● **Given exercise**:
Please output the records below in full, exactly as given, but without the images.

● **Dataset content**:
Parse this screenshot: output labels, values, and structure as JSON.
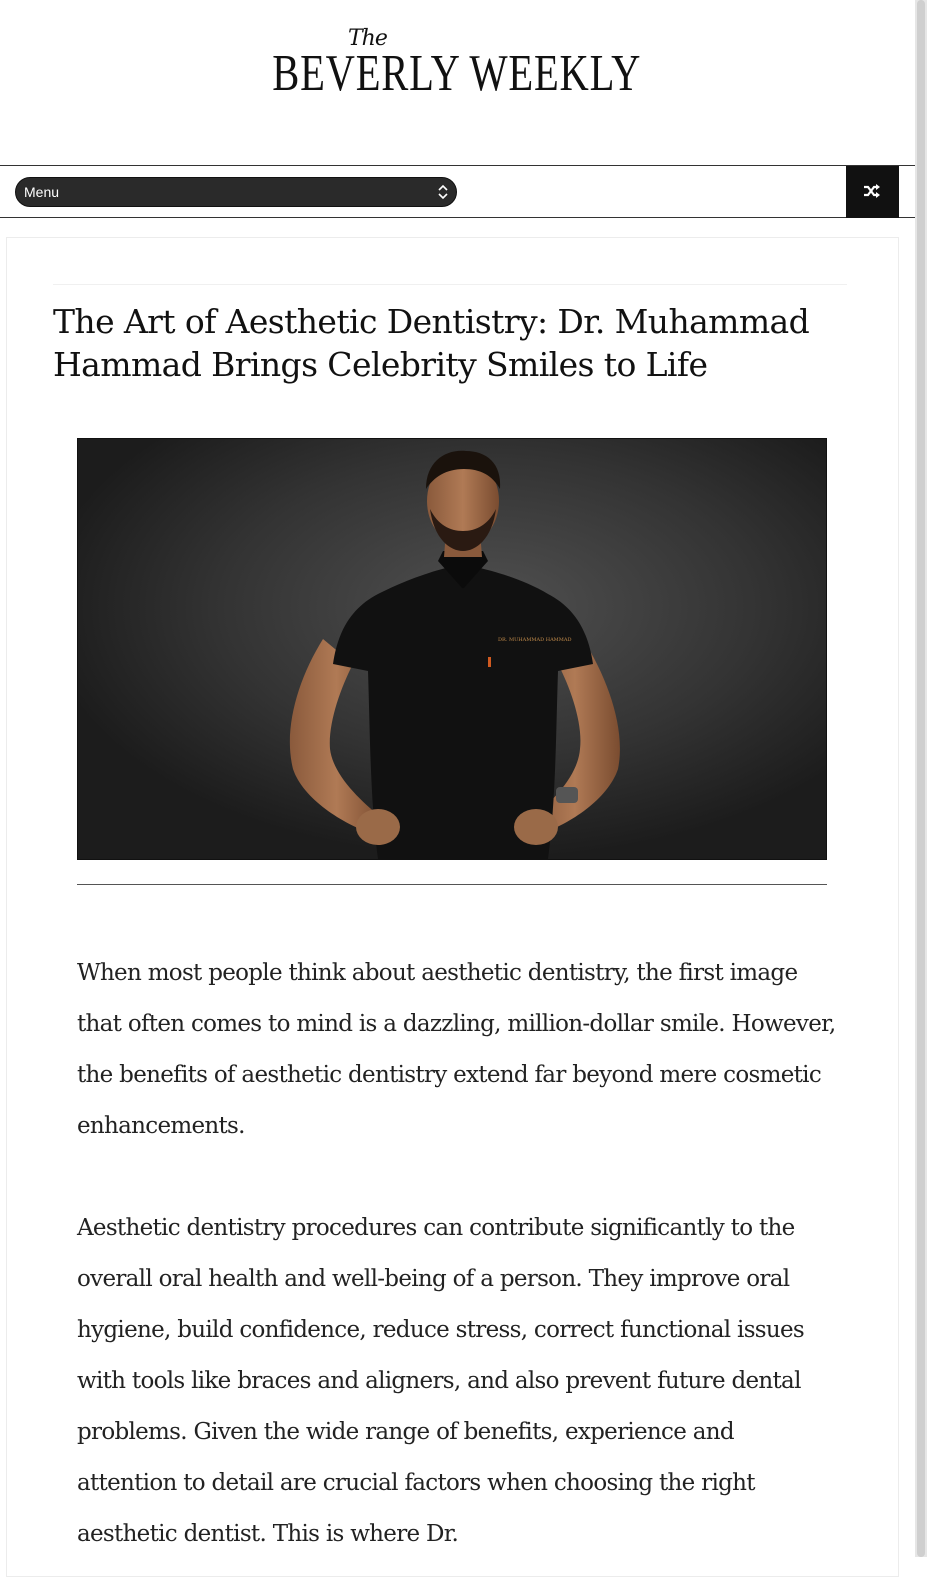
{
  "site": {
    "logo_the": "The",
    "logo_name": "BEVERLY WEEKLY"
  },
  "nav": {
    "menu_label": "Menu",
    "random_icon": "shuffle-icon"
  },
  "article": {
    "title": "The Art of Aesthetic Dentistry: Dr. Muhammad Hammad Brings Celebrity Smiles to Life",
    "image_alt": "Dr. Muhammad Hammad portrait",
    "shirt_text": "DR. MUHAMMAD HAMMAD",
    "paragraphs": [
      "When most people think about aesthetic dentistry, the first image that often comes to mind is a dazzling, million-dollar smile. However, the benefits of aesthetic dentistry extend far beyond mere cosmetic enhancements.",
      "Aesthetic dentistry procedures can contribute significantly to the overall oral health and well-being of a person. They improve oral hygiene, build confidence, reduce stress, correct functional issues with tools like braces and aligners, and also prevent future dental problems. Given the wide range of benefits, experience and attention to detail are crucial factors when choosing the right aesthetic dentist. This is where Dr."
    ]
  },
  "colors": {
    "nav_bar_bg": "#2a2a2a",
    "random_button_bg": "#111111",
    "text": "#222222"
  }
}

● **Answer in full**:
Parse this screenshot: output labels, values, and structure as JSON.
{
  "site": {
    "logo_the": "The",
    "logo_name": "BEVERLY WEEKLY"
  },
  "nav": {
    "menu_label": "Menu",
    "random_icon": "shuffle-icon"
  },
  "article": {
    "title": "The Art of Aesthetic Dentistry: Dr. Muhammad Hammad Brings Celebrity Smiles to Life",
    "image_alt": "Dr. Muhammad Hammad portrait",
    "shirt_text": "DR. MUHAMMAD HAMMAD",
    "paragraphs": [
      "When most people think about aesthetic dentistry, the first image that often comes to mind is a dazzling, million-dollar smile. However, the benefits of aesthetic dentistry extend far beyond mere cosmetic enhancements.",
      "Aesthetic dentistry procedures can contribute significantly to the overall oral health and well-being of a person. They improve oral hygiene, build confidence, reduce stress, correct functional issues with tools like braces and aligners, and also prevent future dental problems. Given the wide range of benefits, experience and attention to detail are crucial factors when choosing the right aesthetic dentist. This is where Dr."
    ]
  },
  "colors": {
    "nav_bar_bg": "#2a2a2a",
    "random_button_bg": "#111111",
    "text": "#222222"
  }
}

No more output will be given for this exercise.